Every line of the data that contains the string "this" must be copied.

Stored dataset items

########################################

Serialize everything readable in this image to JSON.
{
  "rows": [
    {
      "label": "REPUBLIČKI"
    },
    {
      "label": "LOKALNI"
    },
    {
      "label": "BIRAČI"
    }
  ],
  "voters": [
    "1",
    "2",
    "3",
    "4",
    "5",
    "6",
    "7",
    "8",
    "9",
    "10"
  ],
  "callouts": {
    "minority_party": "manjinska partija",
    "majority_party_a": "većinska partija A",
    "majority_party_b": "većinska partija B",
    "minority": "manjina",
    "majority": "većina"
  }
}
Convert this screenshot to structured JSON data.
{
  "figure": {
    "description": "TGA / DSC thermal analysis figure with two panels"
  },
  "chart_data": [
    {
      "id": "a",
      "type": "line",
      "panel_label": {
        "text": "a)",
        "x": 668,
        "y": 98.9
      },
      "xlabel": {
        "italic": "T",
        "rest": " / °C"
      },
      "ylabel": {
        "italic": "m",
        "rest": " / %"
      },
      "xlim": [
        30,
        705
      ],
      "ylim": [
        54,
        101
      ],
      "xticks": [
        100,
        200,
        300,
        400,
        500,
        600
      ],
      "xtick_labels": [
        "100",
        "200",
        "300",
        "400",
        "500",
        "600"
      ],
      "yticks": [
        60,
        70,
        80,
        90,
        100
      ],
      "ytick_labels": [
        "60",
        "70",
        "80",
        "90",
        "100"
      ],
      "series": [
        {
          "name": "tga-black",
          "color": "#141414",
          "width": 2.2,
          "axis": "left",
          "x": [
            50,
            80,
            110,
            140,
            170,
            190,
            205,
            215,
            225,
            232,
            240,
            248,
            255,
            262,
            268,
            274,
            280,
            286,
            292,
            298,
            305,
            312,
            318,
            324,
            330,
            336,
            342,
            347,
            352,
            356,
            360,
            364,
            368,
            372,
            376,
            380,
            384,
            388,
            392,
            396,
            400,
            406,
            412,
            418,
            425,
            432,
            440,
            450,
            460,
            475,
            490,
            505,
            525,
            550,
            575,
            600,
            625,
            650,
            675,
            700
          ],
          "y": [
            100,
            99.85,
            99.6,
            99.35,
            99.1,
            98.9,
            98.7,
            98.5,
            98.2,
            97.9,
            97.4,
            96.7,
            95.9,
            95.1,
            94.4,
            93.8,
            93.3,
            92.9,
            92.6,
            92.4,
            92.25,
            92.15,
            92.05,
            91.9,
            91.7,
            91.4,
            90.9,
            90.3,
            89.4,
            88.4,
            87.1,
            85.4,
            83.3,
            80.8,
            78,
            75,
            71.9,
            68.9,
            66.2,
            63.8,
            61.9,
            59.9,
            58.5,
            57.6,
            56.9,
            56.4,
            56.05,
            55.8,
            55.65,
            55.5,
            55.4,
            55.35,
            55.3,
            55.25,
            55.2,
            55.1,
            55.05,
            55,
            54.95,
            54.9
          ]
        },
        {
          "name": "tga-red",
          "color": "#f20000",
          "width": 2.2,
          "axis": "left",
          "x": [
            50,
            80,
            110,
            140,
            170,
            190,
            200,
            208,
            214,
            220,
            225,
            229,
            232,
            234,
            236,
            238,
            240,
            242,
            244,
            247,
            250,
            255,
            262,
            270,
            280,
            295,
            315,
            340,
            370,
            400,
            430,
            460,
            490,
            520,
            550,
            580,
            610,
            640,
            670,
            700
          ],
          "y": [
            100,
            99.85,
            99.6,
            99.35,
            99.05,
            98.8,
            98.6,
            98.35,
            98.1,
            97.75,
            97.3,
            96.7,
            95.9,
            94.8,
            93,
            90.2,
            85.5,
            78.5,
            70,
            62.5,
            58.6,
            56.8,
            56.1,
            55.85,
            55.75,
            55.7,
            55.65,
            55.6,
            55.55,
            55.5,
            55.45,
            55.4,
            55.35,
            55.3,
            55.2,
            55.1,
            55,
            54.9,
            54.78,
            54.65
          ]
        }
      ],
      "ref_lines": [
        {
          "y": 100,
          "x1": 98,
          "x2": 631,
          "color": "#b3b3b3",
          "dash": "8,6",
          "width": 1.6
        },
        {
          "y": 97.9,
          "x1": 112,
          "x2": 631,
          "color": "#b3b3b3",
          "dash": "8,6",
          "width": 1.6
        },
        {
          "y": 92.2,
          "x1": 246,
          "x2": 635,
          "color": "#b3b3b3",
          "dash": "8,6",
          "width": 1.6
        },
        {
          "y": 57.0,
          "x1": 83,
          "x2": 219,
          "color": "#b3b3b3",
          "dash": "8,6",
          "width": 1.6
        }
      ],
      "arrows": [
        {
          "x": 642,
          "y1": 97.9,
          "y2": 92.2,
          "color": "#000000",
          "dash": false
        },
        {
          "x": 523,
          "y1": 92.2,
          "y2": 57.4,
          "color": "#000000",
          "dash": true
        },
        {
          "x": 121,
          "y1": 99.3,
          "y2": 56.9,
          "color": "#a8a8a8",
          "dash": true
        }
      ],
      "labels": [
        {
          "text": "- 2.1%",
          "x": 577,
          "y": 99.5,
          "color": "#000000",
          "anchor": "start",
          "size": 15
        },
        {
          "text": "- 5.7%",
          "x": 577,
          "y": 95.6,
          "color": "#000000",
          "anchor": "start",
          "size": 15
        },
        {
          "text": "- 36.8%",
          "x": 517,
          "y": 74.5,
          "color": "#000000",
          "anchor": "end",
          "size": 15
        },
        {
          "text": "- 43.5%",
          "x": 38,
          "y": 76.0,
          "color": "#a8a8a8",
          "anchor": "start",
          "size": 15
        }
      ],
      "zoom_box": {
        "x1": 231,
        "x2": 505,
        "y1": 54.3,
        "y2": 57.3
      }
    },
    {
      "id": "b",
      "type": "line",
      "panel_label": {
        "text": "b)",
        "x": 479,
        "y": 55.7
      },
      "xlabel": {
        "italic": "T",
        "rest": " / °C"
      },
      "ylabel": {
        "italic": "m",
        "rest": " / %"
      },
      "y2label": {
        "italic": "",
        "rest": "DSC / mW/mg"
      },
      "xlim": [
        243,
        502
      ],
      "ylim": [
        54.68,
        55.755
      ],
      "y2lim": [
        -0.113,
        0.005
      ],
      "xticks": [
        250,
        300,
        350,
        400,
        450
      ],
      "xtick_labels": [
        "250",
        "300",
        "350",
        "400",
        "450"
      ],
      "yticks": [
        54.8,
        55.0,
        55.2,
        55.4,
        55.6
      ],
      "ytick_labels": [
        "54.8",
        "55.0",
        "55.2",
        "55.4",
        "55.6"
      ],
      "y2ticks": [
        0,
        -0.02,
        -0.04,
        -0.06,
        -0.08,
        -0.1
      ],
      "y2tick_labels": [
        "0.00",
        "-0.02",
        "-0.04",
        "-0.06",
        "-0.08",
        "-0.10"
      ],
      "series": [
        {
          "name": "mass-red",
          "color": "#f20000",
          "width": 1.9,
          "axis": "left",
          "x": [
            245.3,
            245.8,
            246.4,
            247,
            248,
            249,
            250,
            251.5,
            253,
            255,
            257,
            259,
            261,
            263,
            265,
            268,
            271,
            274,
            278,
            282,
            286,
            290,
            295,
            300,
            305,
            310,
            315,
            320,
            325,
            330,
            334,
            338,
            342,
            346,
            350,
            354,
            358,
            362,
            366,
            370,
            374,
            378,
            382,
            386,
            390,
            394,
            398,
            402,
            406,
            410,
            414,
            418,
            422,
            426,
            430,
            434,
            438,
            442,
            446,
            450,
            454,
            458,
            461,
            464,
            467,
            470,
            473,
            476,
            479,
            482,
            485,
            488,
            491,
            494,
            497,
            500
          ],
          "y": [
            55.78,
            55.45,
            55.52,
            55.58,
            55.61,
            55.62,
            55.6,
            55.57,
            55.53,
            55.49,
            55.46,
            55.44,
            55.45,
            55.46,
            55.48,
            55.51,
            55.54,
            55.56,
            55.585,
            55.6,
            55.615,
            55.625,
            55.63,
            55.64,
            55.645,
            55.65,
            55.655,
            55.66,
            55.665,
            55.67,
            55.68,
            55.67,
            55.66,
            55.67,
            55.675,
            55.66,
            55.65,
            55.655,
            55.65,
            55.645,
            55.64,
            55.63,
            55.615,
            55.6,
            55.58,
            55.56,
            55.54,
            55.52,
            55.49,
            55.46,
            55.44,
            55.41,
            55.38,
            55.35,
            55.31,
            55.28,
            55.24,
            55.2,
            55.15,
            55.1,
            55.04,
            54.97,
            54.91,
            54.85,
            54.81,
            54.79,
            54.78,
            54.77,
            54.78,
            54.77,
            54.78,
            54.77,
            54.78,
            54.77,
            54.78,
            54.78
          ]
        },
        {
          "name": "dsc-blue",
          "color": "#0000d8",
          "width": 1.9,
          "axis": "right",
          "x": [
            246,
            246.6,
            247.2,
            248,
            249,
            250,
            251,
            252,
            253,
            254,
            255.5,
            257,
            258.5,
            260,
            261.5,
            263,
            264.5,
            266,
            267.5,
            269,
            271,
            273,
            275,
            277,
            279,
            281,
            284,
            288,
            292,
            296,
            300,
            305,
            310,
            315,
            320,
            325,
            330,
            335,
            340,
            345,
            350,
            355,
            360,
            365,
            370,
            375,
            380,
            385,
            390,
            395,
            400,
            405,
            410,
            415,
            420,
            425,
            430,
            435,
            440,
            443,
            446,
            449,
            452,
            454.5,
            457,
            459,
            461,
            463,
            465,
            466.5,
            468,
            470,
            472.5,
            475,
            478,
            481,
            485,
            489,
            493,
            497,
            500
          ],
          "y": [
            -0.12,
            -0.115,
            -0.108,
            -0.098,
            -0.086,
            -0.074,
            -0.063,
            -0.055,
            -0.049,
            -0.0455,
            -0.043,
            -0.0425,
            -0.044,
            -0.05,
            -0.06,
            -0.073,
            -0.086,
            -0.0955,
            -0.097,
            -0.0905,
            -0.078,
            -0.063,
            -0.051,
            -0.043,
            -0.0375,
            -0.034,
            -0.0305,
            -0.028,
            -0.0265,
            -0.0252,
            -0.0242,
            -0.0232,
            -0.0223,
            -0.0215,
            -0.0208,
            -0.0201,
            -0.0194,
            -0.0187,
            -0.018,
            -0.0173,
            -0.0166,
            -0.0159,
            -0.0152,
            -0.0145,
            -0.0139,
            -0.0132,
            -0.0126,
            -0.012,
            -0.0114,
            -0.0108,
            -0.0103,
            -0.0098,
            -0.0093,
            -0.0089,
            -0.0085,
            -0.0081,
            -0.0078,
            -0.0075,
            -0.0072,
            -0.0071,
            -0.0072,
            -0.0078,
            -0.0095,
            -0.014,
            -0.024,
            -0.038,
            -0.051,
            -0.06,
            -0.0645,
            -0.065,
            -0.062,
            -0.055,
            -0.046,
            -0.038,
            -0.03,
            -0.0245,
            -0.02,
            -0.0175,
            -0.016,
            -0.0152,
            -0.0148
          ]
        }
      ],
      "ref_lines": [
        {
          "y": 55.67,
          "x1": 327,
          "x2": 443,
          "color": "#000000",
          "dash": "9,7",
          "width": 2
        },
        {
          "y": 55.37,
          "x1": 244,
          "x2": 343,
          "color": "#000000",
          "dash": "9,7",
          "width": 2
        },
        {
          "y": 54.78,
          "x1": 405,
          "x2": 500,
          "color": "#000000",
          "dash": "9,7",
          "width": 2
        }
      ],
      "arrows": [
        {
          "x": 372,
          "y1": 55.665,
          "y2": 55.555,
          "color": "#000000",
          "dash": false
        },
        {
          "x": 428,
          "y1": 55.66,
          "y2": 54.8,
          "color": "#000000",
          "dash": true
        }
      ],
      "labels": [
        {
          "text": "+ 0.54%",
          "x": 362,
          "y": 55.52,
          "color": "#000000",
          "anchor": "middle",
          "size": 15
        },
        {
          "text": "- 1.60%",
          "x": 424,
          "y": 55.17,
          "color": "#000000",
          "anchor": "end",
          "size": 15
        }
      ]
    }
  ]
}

########################################

Answer below
Serialize everything readable in this image to JSON.
Convert this screenshot to structured JSON data.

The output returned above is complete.